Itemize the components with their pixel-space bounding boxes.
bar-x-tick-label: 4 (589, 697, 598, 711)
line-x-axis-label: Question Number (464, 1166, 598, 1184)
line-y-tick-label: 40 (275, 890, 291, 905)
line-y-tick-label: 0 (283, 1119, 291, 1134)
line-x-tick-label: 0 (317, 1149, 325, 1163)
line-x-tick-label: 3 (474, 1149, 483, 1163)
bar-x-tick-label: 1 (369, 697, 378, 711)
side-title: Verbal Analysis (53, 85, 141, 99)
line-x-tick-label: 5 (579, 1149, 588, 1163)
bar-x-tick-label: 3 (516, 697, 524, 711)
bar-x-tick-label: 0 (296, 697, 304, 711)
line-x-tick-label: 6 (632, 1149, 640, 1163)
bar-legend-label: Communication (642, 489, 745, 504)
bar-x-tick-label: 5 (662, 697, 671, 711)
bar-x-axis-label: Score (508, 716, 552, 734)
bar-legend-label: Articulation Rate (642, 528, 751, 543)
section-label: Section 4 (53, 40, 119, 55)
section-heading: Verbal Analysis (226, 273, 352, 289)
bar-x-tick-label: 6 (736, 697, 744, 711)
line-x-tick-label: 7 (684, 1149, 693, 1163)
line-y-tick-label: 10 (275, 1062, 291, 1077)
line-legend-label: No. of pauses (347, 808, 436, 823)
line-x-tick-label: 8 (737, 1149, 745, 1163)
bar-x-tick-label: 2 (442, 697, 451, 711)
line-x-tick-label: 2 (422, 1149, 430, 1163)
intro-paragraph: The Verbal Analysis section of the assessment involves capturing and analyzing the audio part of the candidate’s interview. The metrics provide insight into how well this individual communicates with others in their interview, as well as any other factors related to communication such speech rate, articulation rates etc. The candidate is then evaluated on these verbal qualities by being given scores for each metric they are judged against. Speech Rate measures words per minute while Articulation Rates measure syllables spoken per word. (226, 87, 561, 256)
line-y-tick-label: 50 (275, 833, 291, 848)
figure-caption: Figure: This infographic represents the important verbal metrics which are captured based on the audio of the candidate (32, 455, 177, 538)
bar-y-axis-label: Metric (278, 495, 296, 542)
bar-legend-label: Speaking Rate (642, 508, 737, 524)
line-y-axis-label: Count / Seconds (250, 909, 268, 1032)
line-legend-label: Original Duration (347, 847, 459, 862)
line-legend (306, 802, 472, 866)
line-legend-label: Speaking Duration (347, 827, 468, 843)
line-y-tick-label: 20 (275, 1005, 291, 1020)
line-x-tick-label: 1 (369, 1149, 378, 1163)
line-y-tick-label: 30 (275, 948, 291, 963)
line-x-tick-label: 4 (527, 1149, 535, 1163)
***
» Problem description:
Reproduce every line of the data above, word for word.

» Final result:
Itemize the components with their pixel-space bounding boxes.
bar-x-tick-label: 4 (589, 697, 598, 711)
line-x-axis-label: Question Number (464, 1166, 598, 1184)
line-y-tick-label: 40 (275, 890, 291, 905)
line-y-tick-label: 0 (283, 1119, 291, 1134)
line-x-tick-label: 0 (317, 1149, 325, 1163)
line-x-tick-label: 3 (474, 1149, 483, 1163)
bar-x-tick-label: 1 (369, 697, 378, 711)
side-title: Verbal Analysis (53, 85, 141, 99)
line-x-tick-label: 5 (579, 1149, 588, 1163)
bar-x-tick-label: 3 (516, 697, 524, 711)
bar-x-tick-label: 0 (296, 697, 304, 711)
line-x-tick-label: 6 (632, 1149, 640, 1163)
bar-legend-label: Communication (642, 489, 745, 504)
bar-x-tick-label: 5 (662, 697, 671, 711)
bar-x-axis-label: Score (508, 716, 552, 734)
bar-legend-label: Articulation Rate (642, 528, 751, 543)
section-label: Section 4 (53, 40, 119, 55)
section-heading: Verbal Analysis (226, 273, 352, 289)
bar-x-tick-label: 6 (736, 697, 744, 711)
line-x-tick-label: 7 (684, 1149, 693, 1163)
line-y-tick-label: 10 (275, 1062, 291, 1077)
line-legend-label: No. of pauses (347, 808, 436, 823)
line-x-tick-label: 8 (737, 1149, 745, 1163)
bar-x-tick-label: 2 (442, 697, 451, 711)
line-x-tick-label: 2 (422, 1149, 430, 1163)
intro-paragraph: The Verbal Analysis section of the assessment involves capturing and analyzing the audio part of the candidate’s interview. The metrics provide insight into how well this individual communicates with others in their interview, as well as any other factors related to communication such speech rate, articulation rates etc. The candidate is then evaluated on these verbal qualities by being given scores for each metric they are judged against. Speech Rate measures words per minute while Articulation Rates measure syllables spoken per word. (226, 87, 561, 256)
line-y-tick-label: 50 (275, 833, 291, 848)
figure-caption: Figure: This infographic represents the important verbal metrics which are captured based on the audio of the candidate (32, 455, 177, 538)
bar-y-axis-label: Metric (278, 495, 296, 542)
bar-legend-label: Speaking Rate (642, 508, 737, 524)
line-y-axis-label: Count / Seconds (250, 909, 268, 1032)
line-legend-label: Original Duration (347, 847, 459, 862)
line-legend (306, 802, 472, 866)
line-legend-label: Speaking Duration (347, 827, 468, 843)
line-y-tick-label: 20 (275, 1005, 291, 1020)
line-x-tick-label: 1 (369, 1149, 378, 1163)
line-y-tick-label: 30 (275, 948, 291, 963)
line-x-tick-label: 4 (527, 1149, 535, 1163)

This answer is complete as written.